§ GIVEN PROBLEM
Reproduce each line exactly, including spacing and punctuation.

(Saved data entries)
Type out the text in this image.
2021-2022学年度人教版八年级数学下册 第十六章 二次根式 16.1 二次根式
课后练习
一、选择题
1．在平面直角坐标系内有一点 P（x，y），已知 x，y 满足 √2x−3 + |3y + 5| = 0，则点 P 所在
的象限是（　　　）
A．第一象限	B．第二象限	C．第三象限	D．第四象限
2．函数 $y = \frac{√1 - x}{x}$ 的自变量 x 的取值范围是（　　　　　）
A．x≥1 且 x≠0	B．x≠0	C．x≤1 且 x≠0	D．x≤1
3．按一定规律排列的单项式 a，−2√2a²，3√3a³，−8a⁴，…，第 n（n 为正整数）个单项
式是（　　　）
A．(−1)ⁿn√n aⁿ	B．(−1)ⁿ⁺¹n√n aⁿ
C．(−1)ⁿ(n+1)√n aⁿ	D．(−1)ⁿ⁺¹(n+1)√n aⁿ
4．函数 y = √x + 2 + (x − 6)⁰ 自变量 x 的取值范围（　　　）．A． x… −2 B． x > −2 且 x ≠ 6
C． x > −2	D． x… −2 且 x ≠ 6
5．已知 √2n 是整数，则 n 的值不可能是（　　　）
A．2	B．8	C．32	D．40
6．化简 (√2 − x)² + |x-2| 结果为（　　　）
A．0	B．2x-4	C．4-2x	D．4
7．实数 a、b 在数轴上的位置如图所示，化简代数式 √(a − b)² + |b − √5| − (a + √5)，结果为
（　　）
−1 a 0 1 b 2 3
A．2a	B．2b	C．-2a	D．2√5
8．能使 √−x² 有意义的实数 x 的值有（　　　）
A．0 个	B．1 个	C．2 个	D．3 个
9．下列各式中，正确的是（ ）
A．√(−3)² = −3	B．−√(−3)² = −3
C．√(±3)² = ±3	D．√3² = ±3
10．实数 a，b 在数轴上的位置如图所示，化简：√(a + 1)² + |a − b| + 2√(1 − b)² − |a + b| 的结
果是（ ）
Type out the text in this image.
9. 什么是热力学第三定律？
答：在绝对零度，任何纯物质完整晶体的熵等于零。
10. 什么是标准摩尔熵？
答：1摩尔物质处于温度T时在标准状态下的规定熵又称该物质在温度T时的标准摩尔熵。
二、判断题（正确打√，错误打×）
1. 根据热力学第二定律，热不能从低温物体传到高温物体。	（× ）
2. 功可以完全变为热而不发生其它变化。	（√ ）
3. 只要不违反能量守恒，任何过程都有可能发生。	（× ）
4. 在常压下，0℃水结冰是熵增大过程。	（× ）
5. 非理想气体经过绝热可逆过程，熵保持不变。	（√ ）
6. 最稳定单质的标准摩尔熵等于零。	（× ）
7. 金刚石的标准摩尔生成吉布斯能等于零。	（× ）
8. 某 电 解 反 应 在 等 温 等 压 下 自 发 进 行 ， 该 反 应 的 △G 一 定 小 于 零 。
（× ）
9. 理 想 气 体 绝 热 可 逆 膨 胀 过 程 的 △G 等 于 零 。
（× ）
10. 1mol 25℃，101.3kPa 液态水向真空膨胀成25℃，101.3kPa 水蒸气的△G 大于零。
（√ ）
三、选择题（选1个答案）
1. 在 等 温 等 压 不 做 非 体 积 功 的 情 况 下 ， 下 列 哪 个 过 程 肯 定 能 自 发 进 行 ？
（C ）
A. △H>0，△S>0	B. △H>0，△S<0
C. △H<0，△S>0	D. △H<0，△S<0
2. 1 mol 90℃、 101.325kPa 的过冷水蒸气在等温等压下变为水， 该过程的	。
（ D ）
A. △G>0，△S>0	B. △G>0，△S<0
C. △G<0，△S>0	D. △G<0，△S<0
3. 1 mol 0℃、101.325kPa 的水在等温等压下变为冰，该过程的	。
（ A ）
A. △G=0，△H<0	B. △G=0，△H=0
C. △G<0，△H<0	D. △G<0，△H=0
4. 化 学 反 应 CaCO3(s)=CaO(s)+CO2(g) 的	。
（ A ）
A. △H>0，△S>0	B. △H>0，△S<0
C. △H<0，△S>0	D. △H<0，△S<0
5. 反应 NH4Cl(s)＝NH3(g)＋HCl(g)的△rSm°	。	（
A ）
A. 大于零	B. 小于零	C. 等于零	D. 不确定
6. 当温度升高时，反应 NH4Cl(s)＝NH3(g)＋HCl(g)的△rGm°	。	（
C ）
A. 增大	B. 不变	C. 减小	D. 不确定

§ RESPONSE
Type out the text in this image.
2021-2022学年度人教版八年级数学下册 第十六章 二次根式 16.1 二次根式
课后练习
一、选择题
1．在平面直角坐标系内有一点 P（x，y），已知 x，y 满足 √2x−3 + |3y + 5| = 0，则点 P 所在
的象限是（　　　）
A．第一象限	B．第二象限	C．第三象限	D．第四象限
2．函数 $y = \frac{√1 - x}{x}$ 的自变量 x 的取值范围是（　　　　　）
A．x≥1 且 x≠0	B．x≠0	C．x≤1 且 x≠0	D．x≤1
3．按一定规律排列的单项式 a，−2√2a²，3√3a³，−8a⁴，…，第 n（n 为正整数）个单项
式是（　　　）
A．(−1)ⁿn√n aⁿ	B．(−1)ⁿ⁺¹n√n aⁿ
C．(−1)ⁿ(n+1)√n aⁿ	D．(−1)ⁿ⁺¹(n+1)√n aⁿ
4．函数 y = √x + 2 + (x − 6)⁰ 自变量 x 的取值范围（　　　）．A． x… −2 B． x > −2 且 x ≠ 6
C． x > −2	D． x… −2 且 x ≠ 6
5．已知 √2n 是整数，则 n 的值不可能是（　　　）
A．2	B．8	C．32	D．40
6．化简 (√2 − x)² + |x-2| 结果为（　　　）
A．0	B．2x-4	C．4-2x	D．4
7．实数 a、b 在数轴上的位置如图所示，化简代数式 √(a − b)² + |b − √5| − (a + √5)，结果为
（　　）
−1 a 0 1 b 2 3
A．2a	B．2b	C．-2a	D．2√5
8．能使 √−x² 有意义的实数 x 的值有（　　　）
A．0 个	B．1 个	C．2 个	D．3 个
9．下列各式中，正确的是（ ）
A．√(−3)² = −3	B．−√(−3)² = −3
C．√(±3)² = ±3	D．√3² = ±3
10．实数 a，b 在数轴上的位置如图所示，化简：√(a + 1)² + |a − b| + 2√(1 − b)² − |a + b| 的结
果是（ ）
Type out the text in this image.
9. 什么是热力学第三定律？
答：在绝对零度，任何纯物质完整晶体的熵等于零。
10. 什么是标准摩尔熵？
答：1摩尔物质处于温度T时在标准状态下的规定熵又称该物质在温度T时的标准摩尔熵。
二、判断题（正确打√，错误打×）
1. 根据热力学第二定律，热不能从低温物体传到高温物体。	（× ）
2. 功可以完全变为热而不发生其它变化。	（√ ）
3. 只要不违反能量守恒，任何过程都有可能发生。	（× ）
4. 在常压下，0℃水结冰是熵增大过程。	（× ）
5. 非理想气体经过绝热可逆过程，熵保持不变。	（√ ）
6. 最稳定单质的标准摩尔熵等于零。	（× ）
7. 金刚石的标准摩尔生成吉布斯能等于零。	（× ）
8. 某 电 解 反 应 在 等 温 等 压 下 自 发 进 行 ， 该 反 应 的 △G 一 定 小 于 零 。
（× ）
9. 理 想 气 体 绝 热 可 逆 膨 胀 过 程 的 △G 等 于 零 。
（× ）
10. 1mol 25℃，101.3kPa 液态水向真空膨胀成25℃，101.3kPa 水蒸气的△G 大于零。
（√ ）
三、选择题（选1个答案）
1. 在 等 温 等 压 不 做 非 体 积 功 的 情 况 下 ， 下 列 哪 个 过 程 肯 定 能 自 发 进 行 ？
（C ）
A. △H>0，△S>0	B. △H>0，△S<0
C. △H<0，△S>0	D. △H<0，△S<0
2. 1 mol 90℃、 101.325kPa 的过冷水蒸气在等温等压下变为水， 该过程的	。
（ D ）
A. △G>0，△S>0	B. △G>0，△S<0
C. △G<0，△S>0	D. △G<0，△S<0
3. 1 mol 0℃、101.325kPa 的水在等温等压下变为冰，该过程的	。
（ A ）
A. △G=0，△H<0	B. △G=0，△H=0
C. △G<0，△H<0	D. △G<0，△H=0
4. 化 学 反 应 CaCO3(s)=CaO(s)+CO2(g) 的	。
（ A ）
A. △H>0，△S>0	B. △H>0，△S<0
C. △H<0，△S>0	D. △H<0，△S<0
5. 反应 NH4Cl(s)＝NH3(g)＋HCl(g)的△rSm°	。	（
A ）
A. 大于零	B. 小于零	C. 等于零	D. 不确定
6. 当温度升高时，反应 NH4Cl(s)＝NH3(g)＋HCl(g)的△rGm°	。	（
C ）
A. 增大	B. 不变	C. 减小	D. 不确定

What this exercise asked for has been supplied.